- DATA SUPPLIED:
=-=-=

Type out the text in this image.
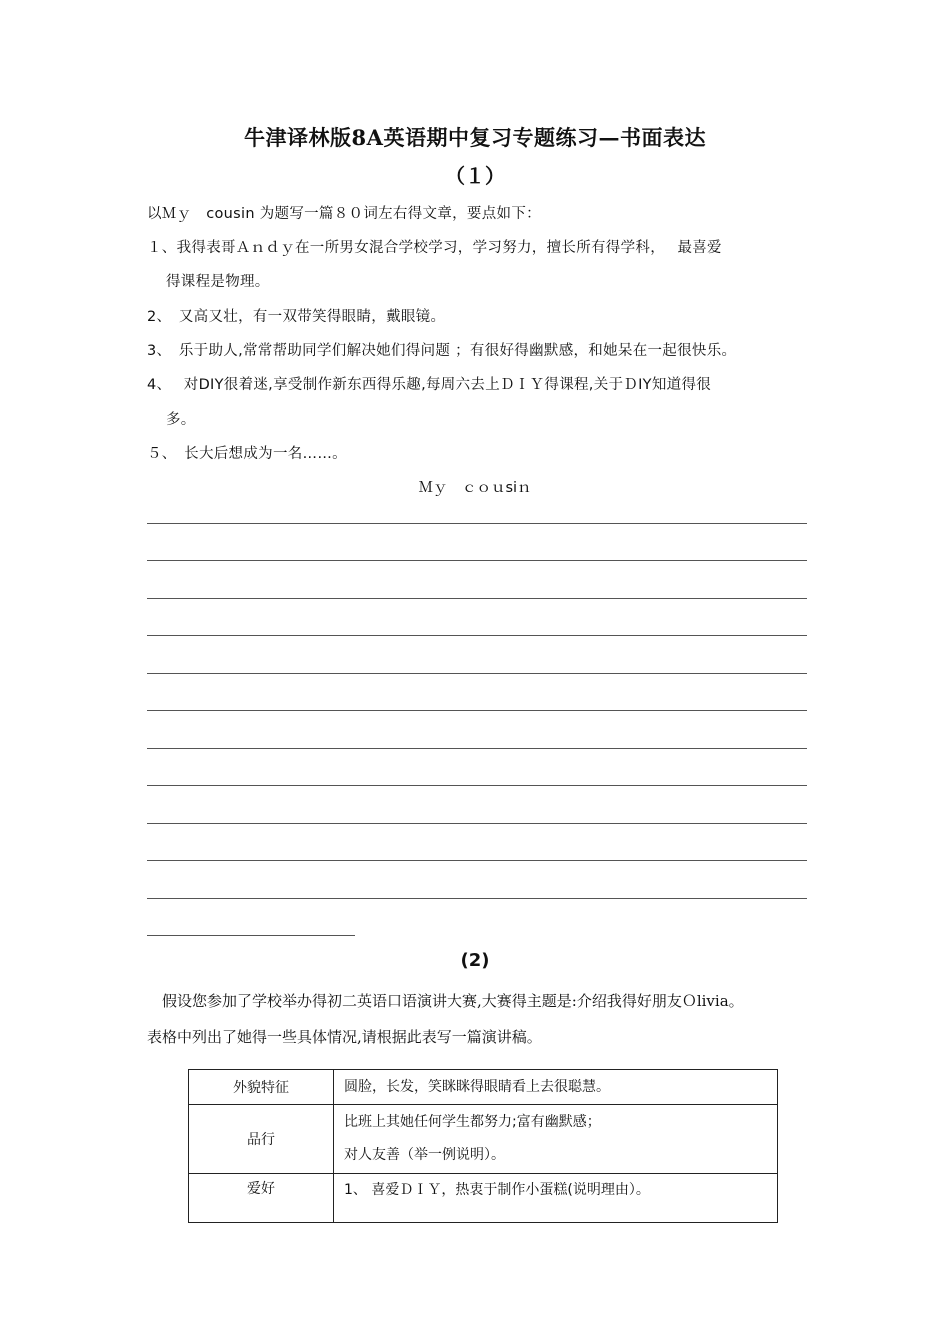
牛津译林版8A英语期中复习专题练习—书面表达
（１）
以Ｍｙ　cousin 为题写一篇８０词左右得文章，要点如下：
１、我得表哥Ａｎｄｙ在一所男女混合学校学习，学习努力，擅长所有得学科，　 最喜爱
得课程是物理。
2、　又高又壮，有一双带笑得眼睛，戴眼镜。
3、　乐于助人,常常帮助同学们解决她们得问题 ；有很好得幽默感，和她呆在一起很快乐。
4、　 对DIY很着迷,享受制作新东西得乐趣,每周六去上ＤＩＹ得课程,关于ＤIY知道得很
多。
５、　长大后想成为一名……。
Ｍｙ　ｃｏｕsiｎ
(2)
假设您参加了学校举办得初二英语口语演讲大赛,大赛得主题是:介绍我得好朋友Ｏlivia。
表格中列出了她得一些具体情况,请根据此表写一篇演讲稿。
外貌特征	圆脸，长发，笑眯眯得眼睛看上去很聪慧。

品行	比班上其她任何学生都努力;富有幽默感；
对人友善（举一例说明）。

爱好	1、 喜爱ＤＩＹ，热衷于制作小蛋糕(说明理由）。
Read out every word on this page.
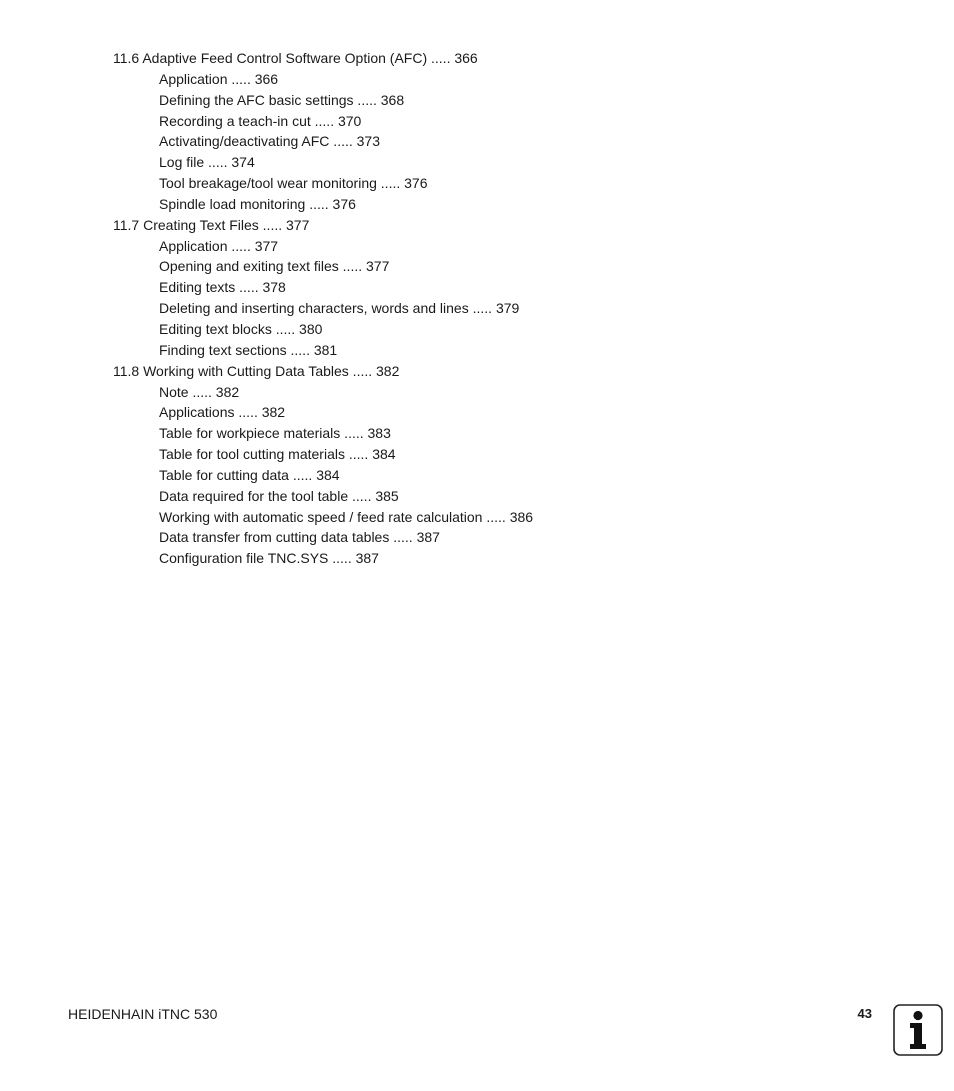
11.6 Adaptive Feed Control Software Option (AFC) ..... 366
Application ..... 366
Defining the AFC basic settings ..... 368
Recording a teach-in cut ..... 370
Activating/deactivating AFC ..... 373
Log file ..... 374
Tool breakage/tool wear monitoring ..... 376
Spindle load monitoring ..... 376
11.7 Creating Text Files ..... 377
Application ..... 377
Opening and exiting text files ..... 377
Editing texts ..... 378
Deleting and inserting characters, words and lines ..... 379
Editing text blocks ..... 380
Finding text sections ..... 381
11.8 Working with Cutting Data Tables ..... 382
Note ..... 382
Applications ..... 382
Table for workpiece materials ..... 383
Table for tool cutting materials ..... 384
Table for cutting data ..... 384
Data required for the tool table ..... 385
Working with automatic speed / feed rate calculation ..... 386
Data transfer from cutting data tables ..... 387
Configuration file TNC.SYS ..... 387
HEIDENHAIN iTNC 530	43
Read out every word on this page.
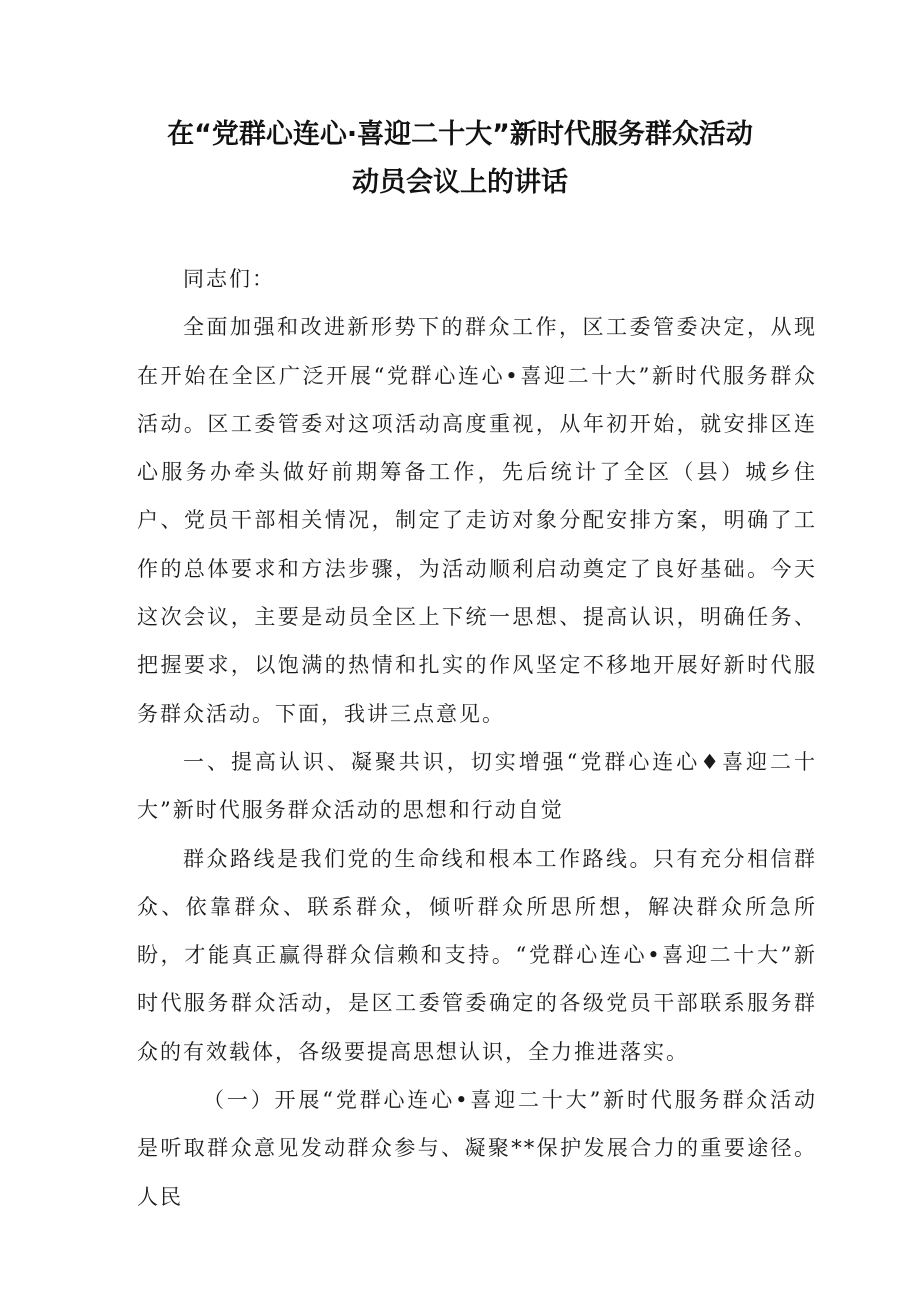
在“党群心连心·喜迎二十大”新时代服务群众活动
动员会议上的讲话

同志们：

全面加强和改进新形势下的群众工作，区工委管委决定，从现在开始在全区广泛开展“党群心连心•喜迎二十大”新时代服务群众活动。区工委管委对这项活动高度重视，从年初开始，就安排区连心服务办牵头做好前期筹备工作，先后统计了全区（县）城乡住户、党员干部相关情况，制定了走访对象分配安排方案，明确了工作的总体要求和方法步骤，为活动顺利启动奠定了良好基础。今天这次会议，主要是动员全区上下统一思想、提高认识，明确任务、把握要求，以饱满的热情和扎实的作风坚定不移地开展好新时代服务群众活动。下面，我讲三点意见。

一、提高认识、凝聚共识，切实增强“党群心连心♦喜迎二十大”新时代服务群众活动的思想和行动自觉

群众路线是我们党的生命线和根本工作路线。只有充分相信群众、依靠群众、联系群众，倾听群众所思所想，解决群众所急所盼，才能真正赢得群众信赖和支持。“党群心连心•喜迎二十大”新时代服务群众活动，是区工委管委确定的各级党员干部联系服务群众的有效载体，各级要提高思想认识，全力推进落实。

（一）开展“党群心连心•喜迎二十大”新时代服务群众活动是听取群众意见发动群众参与、凝聚**保护发展合力的重要途径。人民
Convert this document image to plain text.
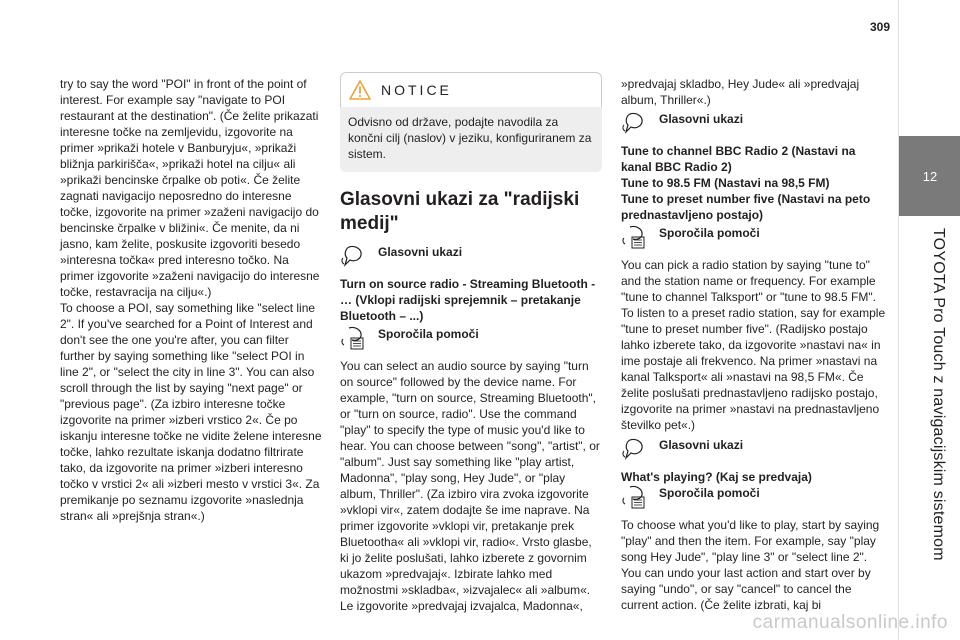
309
12
TOYOTA Pro Touch z navigacijskim sistemom

try to say the word "POI" in front of the point of interest. For example say "navigate to POI restaurant at the destination". (Če želite prikazati interesne točke na zemljevidu, izgovorite na primer »prikaži hotele v Banburyju«, »prikaži bližnja parkirišča«, »prikaži hotel na cilju« ali »prikaži bencinske črpalke ob poti«. Če želite zagnati navigacijo neposredno do interesne točke, izgovorite na primer »zaženi navigacijo do bencinske črpalke v bližini«. Če menite, da ni jasno, kam želite, poskusite izgovoriti besedo »interesna točka« pred interesno točko. Na primer izgovorite »zaženi navigacijo do interesne točke, restavracija na cilju«.)

To choose a POI, say something like "select line 2". If you've searched for a Point of Interest and don't see the one you're after, you can filter further by saying something like "select POI in line 2", or "select the city in line 3". You can also scroll through the list by saying "next page" or "previous page". (Za izbiro interesne točke izgovorite na primer »izberi vrstico 2«. Če po iskanju interesne točke ne vidite želene interesne točke, lahko rezultate iskanja dodatno filtrirate tako, da izgovorite na primer »izberi interesno točko v vrstici 2« ali »izberi mesto v vrstici 3«. Za premikanje po seznamu izgovorite »naslednja stran« ali »prejšnja stran«.)

NOTICE
Odvisno od države, podajte navodila za končni cilj (naslov) v jeziku, konfiguriranem za sistem.
Glasovni ukazi za "radijski medij"
Glasovni ukazi

Turn on source radio - Streaming Bluetooth - … (Vklopi radijski sprejemnik – pretakanje Bluetooth – ...)

Sporočila pomoči

You can select an audio source by saying "turn on source" followed by the device name. For example, "turn on source, Streaming Bluetooth", or "turn on source, radio". Use the command "play" to specify the type of music you'd like to hear. You can choose between "song", "artist", or "album". Just say something like "play artist, Madonna", "play song, Hey Jude", or "play album, Thriller". (Za izbiro vira zvoka izgovorite »vklopi vir«, zatem dodajte še ime naprave. Na primer izgovorite »vklopi vir, pretakanje prek Bluetootha« ali »vklopi vir, radio«. Vrsto glasbe, ki jo želite poslušati, lahko izberete z govornim ukazom »predvajaj«. Izbirate lahko med možnostmi »skladba«, »izvajalec« ali »album«. Le izgovorite »predvajaj izvajalca, Madonna«,

»predvajaj skladbo, Hey Jude« ali »predvajaj album, Thriller«.)

Glasovni ukazi

Tune to channel BBC Radio 2 (Nastavi na kanal BBC Radio 2)
Tune to 98.5 FM (Nastavi na 98,5 FM)
Tune to preset number five (Nastavi na peto prednastavljeno postajo)

Sporočila pomoči

You can pick a radio station by saying "tune to" and the station name or frequency. For example "tune to channel Talksport" or "tune to 98.5 FM". To listen to a preset radio station, say for example "tune to preset number five". (Radijsko postajo lahko izberete tako, da izgovorite »nastavi na« in ime postaje ali frekvenco. Na primer »nastavi na kanal Talksport« ali »nastavi na 98,5 FM«. Če želite poslušati prednastavljeno radijsko postajo, izgovorite na primer »nastavi na prednastavljeno številko pet«.)

Glasovni ukazi

What's playing? (Kaj se predvaja)

Sporočila pomoči

To choose what you'd like to play, start by saying "play" and then the item. For example, say "play song Hey Jude", "play line 3" or "select line 2". You can undo your last action and start over by saying "undo", or say "cancel" to cancel the current action. (Če želite izbrati, kaj bi

carmanualsonline.info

=-=-=

- WORK REQUIRED:
In the entries above, find the lines containing the word "channel" and say how many there are, with no other words.

- FULL SOLUTION:
2